Below are records; reproduce exactly the lines from the one containing "What data was" through the end, both included, and only those.
--- start of Records ---
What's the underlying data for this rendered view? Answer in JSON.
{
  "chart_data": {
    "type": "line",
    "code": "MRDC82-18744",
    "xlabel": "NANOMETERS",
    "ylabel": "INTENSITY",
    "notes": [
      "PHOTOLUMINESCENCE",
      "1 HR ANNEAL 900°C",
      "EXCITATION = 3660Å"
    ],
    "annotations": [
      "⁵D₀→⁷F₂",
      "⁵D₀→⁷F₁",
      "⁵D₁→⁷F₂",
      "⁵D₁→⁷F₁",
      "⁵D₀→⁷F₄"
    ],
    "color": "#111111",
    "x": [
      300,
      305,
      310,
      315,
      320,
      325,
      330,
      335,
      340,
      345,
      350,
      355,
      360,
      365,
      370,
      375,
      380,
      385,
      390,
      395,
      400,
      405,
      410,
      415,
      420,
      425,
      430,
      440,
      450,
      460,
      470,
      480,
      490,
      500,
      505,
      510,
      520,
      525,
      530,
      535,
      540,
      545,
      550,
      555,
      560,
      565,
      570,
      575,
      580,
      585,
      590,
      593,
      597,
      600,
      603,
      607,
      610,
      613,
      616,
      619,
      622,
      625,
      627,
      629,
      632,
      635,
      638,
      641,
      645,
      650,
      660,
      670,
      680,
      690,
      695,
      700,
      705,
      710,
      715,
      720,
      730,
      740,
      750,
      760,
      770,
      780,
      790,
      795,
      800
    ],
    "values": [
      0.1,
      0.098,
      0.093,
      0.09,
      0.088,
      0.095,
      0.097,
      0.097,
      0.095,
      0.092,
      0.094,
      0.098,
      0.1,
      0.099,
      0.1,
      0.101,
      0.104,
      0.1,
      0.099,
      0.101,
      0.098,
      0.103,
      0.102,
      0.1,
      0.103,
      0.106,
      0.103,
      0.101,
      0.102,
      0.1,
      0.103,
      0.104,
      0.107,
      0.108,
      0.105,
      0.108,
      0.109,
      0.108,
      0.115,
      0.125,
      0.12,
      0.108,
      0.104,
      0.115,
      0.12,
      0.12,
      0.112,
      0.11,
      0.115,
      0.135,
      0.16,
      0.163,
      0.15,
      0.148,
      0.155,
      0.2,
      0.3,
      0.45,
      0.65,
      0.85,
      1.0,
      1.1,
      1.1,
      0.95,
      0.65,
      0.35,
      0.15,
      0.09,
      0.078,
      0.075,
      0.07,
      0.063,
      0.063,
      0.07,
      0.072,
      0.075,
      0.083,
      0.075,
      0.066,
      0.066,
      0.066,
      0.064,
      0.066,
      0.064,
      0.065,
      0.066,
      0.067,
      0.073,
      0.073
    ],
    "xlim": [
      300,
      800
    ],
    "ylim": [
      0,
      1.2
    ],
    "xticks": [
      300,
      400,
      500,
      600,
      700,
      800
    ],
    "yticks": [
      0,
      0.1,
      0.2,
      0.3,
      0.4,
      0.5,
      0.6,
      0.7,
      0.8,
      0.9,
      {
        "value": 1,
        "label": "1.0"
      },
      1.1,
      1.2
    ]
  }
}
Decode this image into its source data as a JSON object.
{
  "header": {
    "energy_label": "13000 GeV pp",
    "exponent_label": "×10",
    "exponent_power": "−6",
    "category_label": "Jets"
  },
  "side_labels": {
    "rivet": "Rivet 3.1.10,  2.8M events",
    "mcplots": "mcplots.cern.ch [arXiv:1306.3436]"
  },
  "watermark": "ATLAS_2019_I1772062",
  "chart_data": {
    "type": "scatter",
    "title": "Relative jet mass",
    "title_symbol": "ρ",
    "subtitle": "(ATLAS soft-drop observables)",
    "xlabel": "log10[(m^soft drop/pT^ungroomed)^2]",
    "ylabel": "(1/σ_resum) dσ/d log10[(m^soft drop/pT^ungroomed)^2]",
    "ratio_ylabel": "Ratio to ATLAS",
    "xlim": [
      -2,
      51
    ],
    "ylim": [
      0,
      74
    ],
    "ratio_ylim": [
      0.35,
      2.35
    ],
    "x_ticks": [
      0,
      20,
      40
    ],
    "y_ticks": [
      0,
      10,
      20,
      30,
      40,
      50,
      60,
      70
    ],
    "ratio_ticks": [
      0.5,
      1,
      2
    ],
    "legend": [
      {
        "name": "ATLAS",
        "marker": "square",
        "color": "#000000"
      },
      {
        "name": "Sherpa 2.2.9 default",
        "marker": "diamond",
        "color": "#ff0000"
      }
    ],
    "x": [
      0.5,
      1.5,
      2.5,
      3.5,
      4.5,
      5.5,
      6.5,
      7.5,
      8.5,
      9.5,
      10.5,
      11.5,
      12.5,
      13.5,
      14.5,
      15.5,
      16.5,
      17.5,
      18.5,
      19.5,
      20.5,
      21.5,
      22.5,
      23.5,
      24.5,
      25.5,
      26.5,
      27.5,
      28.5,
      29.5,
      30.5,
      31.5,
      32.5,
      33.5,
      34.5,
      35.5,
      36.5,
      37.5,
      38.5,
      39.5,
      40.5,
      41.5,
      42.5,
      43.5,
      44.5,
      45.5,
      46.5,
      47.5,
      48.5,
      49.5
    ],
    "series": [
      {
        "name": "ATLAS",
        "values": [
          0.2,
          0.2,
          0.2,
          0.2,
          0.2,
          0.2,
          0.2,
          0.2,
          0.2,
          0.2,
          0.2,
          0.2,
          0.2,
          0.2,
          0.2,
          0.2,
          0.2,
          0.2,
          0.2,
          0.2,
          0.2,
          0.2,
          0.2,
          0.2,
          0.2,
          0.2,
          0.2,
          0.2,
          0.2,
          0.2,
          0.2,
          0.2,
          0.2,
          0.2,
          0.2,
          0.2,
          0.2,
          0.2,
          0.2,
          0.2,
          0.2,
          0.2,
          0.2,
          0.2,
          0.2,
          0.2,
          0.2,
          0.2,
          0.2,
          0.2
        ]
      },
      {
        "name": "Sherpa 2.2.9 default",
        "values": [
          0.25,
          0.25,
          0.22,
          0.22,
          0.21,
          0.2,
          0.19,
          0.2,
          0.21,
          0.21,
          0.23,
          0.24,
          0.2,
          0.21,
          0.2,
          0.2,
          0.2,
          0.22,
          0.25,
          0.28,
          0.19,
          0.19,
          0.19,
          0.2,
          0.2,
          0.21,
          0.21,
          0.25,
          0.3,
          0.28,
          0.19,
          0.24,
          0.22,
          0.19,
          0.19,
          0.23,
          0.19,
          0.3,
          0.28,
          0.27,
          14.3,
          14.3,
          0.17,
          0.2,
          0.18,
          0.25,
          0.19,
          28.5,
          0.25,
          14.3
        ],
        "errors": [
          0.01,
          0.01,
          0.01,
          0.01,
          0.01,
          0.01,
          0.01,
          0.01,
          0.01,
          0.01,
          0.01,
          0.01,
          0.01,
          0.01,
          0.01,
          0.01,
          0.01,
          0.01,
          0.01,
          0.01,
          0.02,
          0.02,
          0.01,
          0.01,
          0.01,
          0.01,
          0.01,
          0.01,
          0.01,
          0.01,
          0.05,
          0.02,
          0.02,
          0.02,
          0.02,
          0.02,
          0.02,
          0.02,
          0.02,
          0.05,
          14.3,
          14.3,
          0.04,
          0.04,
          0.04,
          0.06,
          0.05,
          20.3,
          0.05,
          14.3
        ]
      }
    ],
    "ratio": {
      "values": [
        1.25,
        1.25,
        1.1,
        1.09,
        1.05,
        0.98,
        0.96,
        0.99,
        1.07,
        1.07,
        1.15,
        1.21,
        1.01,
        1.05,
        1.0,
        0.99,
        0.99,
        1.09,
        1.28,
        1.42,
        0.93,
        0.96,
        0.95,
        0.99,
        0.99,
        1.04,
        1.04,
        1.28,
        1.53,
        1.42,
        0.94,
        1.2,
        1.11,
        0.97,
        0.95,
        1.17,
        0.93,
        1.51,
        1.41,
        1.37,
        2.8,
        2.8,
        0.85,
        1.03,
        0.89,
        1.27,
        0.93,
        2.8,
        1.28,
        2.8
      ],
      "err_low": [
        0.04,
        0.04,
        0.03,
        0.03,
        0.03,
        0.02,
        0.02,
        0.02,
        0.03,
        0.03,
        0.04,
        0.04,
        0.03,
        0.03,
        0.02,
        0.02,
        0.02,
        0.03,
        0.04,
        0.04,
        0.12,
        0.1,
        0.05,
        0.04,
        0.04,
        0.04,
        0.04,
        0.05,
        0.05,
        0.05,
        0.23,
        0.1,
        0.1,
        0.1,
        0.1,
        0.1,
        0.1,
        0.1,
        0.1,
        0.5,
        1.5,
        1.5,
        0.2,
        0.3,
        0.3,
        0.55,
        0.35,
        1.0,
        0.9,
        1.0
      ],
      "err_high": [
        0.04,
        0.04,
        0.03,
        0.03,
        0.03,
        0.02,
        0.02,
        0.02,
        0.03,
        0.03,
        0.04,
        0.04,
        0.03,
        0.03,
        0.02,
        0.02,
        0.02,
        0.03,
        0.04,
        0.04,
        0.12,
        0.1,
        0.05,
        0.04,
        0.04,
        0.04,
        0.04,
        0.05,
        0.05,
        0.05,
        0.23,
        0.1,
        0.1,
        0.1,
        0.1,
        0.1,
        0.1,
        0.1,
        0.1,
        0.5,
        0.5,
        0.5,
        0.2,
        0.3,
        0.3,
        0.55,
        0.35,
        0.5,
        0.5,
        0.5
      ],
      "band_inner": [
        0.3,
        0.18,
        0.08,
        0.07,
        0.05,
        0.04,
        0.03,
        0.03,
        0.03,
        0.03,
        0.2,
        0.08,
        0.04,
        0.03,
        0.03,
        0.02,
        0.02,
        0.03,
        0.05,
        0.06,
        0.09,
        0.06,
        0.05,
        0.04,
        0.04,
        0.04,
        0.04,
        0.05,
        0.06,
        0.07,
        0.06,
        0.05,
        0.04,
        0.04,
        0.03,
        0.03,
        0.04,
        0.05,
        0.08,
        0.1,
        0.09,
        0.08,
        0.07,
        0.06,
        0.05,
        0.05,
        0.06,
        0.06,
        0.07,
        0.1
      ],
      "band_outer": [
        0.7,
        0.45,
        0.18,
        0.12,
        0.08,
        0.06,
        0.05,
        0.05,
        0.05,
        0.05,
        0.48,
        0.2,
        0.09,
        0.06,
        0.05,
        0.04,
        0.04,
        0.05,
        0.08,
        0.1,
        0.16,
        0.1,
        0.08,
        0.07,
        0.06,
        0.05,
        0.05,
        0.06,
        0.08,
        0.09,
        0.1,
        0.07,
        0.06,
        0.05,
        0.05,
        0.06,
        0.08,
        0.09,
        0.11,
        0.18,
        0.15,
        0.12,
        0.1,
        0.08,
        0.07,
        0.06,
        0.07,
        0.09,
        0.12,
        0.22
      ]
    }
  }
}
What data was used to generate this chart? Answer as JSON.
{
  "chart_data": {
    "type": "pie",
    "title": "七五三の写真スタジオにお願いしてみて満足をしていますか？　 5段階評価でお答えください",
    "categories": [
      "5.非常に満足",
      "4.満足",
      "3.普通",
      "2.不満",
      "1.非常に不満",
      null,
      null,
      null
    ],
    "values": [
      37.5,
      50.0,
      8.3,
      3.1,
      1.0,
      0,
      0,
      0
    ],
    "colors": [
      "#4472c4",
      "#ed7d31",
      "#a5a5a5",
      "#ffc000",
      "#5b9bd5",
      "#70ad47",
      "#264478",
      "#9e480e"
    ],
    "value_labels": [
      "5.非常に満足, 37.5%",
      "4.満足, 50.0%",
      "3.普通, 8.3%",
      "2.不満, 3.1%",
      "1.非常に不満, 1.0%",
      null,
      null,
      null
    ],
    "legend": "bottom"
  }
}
--- end of Records ---
Solution for this problem:
What data was used to generate this chart? Answer as JSON.
{
  "chart_data": {
    "type": "pie",
    "title": "七五三の写真スタジオにお願いしてみて満足をしていますか？　 5段階評価でお答えください",
    "categories": [
      "5.非常に満足",
      "4.満足",
      "3.普通",
      "2.不満",
      "1.非常に不満",
      null,
      null,
      null
    ],
    "values": [
      37.5,
      50.0,
      8.3,
      3.1,
      1.0,
      0,
      0,
      0
    ],
    "colors": [
      "#4472c4",
      "#ed7d31",
      "#a5a5a5",
      "#ffc000",
      "#5b9bd5",
      "#70ad47",
      "#264478",
      "#9e480e"
    ],
    "value_labels": [
      "5.非常に満足, 37.5%",
      "4.満足, 50.0%",
      "3.普通, 8.3%",
      "2.不満, 3.1%",
      "1.非常に不満, 1.0%",
      null,
      null,
      null
    ],
    "legend": "bottom"
  }
}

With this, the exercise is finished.